··· Dataset ···

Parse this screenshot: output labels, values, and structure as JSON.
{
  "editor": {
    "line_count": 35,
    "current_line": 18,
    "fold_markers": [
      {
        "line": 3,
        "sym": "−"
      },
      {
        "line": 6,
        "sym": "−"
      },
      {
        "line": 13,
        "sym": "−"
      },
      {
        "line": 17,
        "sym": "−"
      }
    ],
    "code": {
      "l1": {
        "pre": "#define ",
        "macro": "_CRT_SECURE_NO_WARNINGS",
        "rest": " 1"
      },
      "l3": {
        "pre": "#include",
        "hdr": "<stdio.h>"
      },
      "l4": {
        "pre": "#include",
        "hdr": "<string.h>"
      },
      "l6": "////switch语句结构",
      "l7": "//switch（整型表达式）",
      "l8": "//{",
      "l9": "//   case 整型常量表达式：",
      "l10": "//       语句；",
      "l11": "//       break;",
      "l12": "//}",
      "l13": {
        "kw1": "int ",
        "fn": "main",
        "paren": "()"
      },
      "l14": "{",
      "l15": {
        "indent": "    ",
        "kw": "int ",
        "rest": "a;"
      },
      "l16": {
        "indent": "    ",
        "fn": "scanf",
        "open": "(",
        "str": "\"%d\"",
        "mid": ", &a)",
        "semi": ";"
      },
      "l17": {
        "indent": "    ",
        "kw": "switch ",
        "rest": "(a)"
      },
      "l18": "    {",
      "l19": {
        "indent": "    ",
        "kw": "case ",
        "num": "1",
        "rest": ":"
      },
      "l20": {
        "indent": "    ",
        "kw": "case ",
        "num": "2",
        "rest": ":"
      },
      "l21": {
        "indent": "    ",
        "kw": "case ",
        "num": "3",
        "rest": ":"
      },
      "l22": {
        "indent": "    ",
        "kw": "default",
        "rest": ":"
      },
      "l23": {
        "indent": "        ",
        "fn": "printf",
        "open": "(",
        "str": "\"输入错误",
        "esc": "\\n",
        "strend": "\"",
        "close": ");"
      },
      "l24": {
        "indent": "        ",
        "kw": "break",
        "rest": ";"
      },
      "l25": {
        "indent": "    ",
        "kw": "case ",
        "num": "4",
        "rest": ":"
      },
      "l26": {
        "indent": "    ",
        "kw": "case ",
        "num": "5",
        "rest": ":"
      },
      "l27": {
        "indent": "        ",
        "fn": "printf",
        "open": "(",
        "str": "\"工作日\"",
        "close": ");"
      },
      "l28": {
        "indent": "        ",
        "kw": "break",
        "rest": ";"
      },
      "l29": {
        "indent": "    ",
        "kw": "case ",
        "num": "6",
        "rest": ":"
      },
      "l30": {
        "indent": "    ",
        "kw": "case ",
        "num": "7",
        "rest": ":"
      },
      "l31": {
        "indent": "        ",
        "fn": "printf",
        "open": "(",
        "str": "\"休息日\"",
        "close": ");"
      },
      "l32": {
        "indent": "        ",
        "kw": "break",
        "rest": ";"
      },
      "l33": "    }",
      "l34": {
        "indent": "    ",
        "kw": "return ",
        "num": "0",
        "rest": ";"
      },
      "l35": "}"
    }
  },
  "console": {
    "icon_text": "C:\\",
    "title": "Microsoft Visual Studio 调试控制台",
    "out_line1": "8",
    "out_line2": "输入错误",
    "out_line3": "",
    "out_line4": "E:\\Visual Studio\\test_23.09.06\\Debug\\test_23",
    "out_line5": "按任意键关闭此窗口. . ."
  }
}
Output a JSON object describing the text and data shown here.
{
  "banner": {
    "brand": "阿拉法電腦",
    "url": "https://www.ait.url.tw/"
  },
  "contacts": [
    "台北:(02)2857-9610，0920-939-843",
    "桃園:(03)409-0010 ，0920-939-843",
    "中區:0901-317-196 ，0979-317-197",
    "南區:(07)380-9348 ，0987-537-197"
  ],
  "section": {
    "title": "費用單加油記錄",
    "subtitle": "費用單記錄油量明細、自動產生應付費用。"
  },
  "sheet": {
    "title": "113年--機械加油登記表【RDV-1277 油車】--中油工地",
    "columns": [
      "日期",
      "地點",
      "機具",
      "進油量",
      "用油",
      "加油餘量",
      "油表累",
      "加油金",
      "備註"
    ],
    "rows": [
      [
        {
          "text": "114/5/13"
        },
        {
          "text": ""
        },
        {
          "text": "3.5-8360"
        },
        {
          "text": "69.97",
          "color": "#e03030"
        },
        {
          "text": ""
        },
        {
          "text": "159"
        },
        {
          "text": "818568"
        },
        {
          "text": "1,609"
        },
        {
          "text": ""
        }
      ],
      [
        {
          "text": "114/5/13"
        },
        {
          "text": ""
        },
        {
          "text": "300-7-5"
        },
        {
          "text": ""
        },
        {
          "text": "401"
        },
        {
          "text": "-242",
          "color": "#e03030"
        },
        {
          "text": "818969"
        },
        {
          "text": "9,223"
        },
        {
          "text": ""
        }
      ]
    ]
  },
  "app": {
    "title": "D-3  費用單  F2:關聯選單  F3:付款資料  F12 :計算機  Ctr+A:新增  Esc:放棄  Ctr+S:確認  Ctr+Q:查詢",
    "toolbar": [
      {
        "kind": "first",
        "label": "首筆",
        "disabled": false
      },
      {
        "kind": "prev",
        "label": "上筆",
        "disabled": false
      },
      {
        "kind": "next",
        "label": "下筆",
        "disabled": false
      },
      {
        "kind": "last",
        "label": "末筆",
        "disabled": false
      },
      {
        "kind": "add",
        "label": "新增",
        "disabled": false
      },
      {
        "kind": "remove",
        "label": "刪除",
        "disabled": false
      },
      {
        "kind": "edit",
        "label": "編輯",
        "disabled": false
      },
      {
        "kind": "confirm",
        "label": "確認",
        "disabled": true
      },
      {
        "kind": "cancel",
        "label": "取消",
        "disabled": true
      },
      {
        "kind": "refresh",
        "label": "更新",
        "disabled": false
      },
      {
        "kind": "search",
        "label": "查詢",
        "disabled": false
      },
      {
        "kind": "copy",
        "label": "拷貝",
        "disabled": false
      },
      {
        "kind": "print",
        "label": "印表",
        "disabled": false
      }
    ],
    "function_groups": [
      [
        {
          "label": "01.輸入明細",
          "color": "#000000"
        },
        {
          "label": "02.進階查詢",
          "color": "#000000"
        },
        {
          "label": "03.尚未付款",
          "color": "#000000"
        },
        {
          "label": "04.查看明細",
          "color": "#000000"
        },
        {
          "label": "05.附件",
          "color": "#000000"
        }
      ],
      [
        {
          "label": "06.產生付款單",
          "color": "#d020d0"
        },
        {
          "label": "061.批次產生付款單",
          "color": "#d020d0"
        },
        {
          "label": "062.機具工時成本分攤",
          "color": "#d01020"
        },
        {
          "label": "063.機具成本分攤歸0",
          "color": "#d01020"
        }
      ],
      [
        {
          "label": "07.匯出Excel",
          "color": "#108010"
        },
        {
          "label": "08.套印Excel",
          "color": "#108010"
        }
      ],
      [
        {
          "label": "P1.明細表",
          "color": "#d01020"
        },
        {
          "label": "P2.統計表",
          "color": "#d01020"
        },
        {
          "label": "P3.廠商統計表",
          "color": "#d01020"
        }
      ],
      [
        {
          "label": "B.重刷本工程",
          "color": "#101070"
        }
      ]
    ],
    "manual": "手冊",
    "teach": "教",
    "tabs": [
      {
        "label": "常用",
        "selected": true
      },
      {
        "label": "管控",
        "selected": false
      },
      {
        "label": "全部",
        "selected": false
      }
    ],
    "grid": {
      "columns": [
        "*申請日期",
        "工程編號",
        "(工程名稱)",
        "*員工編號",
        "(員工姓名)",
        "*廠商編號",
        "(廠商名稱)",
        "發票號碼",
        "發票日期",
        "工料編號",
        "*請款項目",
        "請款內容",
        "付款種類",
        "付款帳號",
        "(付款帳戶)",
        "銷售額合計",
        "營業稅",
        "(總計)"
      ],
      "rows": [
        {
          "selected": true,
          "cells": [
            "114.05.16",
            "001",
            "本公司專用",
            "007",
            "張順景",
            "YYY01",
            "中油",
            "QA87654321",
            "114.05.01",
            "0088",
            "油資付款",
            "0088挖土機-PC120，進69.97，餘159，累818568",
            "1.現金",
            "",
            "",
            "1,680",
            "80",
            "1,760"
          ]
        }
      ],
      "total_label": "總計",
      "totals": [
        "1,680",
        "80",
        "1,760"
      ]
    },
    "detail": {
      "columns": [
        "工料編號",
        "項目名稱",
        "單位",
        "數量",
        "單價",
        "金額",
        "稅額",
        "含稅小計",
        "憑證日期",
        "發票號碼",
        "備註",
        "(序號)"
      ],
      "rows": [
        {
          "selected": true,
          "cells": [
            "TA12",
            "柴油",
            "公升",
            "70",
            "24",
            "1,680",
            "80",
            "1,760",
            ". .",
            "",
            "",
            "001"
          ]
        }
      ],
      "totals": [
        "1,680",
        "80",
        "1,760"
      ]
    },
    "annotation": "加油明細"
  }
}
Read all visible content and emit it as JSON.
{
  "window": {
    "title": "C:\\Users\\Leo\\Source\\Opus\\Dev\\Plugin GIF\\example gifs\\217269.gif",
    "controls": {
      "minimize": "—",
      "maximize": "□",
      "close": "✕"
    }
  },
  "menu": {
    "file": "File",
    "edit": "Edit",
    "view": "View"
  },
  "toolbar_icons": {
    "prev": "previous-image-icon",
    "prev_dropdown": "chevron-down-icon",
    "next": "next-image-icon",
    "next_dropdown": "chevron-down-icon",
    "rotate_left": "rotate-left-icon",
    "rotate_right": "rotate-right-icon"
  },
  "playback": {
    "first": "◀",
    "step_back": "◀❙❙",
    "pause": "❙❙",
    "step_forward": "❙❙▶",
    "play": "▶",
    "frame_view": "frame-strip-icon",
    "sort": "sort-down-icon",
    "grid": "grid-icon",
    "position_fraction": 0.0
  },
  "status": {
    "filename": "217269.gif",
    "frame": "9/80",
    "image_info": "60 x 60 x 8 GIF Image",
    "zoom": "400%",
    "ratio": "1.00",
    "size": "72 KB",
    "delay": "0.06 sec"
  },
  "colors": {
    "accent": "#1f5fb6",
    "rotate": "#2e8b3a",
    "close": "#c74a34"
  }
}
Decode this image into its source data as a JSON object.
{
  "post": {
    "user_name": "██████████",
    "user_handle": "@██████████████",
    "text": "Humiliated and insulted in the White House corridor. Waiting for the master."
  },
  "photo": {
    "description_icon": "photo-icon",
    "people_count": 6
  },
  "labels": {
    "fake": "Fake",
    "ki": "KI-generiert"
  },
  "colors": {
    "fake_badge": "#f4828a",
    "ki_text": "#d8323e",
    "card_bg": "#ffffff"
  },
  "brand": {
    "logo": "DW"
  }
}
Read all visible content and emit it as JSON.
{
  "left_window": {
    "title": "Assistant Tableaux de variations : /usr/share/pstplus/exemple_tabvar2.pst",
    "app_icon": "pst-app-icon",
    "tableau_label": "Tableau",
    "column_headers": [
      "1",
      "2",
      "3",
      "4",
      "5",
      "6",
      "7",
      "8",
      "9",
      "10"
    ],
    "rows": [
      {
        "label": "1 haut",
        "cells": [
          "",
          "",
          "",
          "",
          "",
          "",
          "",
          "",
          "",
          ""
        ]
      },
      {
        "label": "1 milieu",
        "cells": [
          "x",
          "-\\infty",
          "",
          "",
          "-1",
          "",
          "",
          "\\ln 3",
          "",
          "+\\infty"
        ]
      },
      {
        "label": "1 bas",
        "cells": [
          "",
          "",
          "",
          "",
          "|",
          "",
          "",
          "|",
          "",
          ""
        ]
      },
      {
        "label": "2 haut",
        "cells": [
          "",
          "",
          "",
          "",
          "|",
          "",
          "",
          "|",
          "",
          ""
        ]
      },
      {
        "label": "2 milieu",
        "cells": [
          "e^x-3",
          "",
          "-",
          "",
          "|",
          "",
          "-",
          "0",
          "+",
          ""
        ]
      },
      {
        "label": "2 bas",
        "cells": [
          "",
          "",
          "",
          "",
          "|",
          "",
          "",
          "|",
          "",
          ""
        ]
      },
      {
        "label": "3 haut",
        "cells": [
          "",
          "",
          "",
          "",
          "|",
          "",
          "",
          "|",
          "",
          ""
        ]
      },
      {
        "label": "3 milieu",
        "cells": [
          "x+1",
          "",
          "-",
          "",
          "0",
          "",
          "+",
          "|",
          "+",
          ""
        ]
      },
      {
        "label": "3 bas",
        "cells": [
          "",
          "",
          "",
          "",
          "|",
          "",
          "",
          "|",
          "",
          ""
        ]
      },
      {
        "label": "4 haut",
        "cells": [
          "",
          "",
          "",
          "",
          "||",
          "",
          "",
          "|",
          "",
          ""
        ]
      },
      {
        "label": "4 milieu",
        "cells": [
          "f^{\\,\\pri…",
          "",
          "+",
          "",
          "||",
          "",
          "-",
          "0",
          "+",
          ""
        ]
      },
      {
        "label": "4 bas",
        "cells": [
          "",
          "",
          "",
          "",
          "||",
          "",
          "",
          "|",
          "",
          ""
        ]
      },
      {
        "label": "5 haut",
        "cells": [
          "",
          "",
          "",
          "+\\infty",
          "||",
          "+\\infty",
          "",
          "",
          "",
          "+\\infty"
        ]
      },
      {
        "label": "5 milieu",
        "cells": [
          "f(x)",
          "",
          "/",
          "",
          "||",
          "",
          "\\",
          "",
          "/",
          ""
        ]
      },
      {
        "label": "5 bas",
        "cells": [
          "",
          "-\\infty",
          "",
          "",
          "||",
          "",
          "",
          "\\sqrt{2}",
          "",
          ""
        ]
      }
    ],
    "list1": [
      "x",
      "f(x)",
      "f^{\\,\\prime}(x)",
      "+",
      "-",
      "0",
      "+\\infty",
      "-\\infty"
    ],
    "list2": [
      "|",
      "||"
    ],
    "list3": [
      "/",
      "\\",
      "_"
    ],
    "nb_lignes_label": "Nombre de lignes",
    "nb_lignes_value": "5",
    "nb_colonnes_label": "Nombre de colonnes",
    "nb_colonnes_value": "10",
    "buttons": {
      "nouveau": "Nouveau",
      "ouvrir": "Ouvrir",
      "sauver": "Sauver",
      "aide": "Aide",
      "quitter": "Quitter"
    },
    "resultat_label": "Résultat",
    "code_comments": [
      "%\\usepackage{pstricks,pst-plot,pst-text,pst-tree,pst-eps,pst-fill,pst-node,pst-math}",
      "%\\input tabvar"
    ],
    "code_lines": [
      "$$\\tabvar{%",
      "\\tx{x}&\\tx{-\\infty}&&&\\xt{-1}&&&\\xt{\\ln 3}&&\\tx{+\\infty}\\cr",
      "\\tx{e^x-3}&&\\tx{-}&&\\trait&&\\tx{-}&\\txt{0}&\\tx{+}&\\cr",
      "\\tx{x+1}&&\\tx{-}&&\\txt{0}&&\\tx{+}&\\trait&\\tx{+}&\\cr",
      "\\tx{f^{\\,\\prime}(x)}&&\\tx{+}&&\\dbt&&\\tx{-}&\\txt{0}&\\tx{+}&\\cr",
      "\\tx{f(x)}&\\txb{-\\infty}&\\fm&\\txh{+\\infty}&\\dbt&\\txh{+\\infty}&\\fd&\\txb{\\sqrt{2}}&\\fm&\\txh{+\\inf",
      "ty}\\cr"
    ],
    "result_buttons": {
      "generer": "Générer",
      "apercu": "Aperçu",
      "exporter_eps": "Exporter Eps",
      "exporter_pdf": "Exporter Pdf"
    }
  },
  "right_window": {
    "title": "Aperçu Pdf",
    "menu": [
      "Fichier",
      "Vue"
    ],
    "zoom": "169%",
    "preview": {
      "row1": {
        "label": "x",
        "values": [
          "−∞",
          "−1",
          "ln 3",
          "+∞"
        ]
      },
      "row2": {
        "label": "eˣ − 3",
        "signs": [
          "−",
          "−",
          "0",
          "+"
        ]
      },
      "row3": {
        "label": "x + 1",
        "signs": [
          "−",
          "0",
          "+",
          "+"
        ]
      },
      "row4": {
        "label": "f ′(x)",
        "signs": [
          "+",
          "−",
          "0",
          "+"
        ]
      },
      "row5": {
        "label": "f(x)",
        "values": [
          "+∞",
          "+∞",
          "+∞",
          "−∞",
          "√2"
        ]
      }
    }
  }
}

···

What is asked: Return only those lines of the records that contain the string "frame".

Result:
    "frame_view": "frame-strip-icon",
    "frame": "9/80",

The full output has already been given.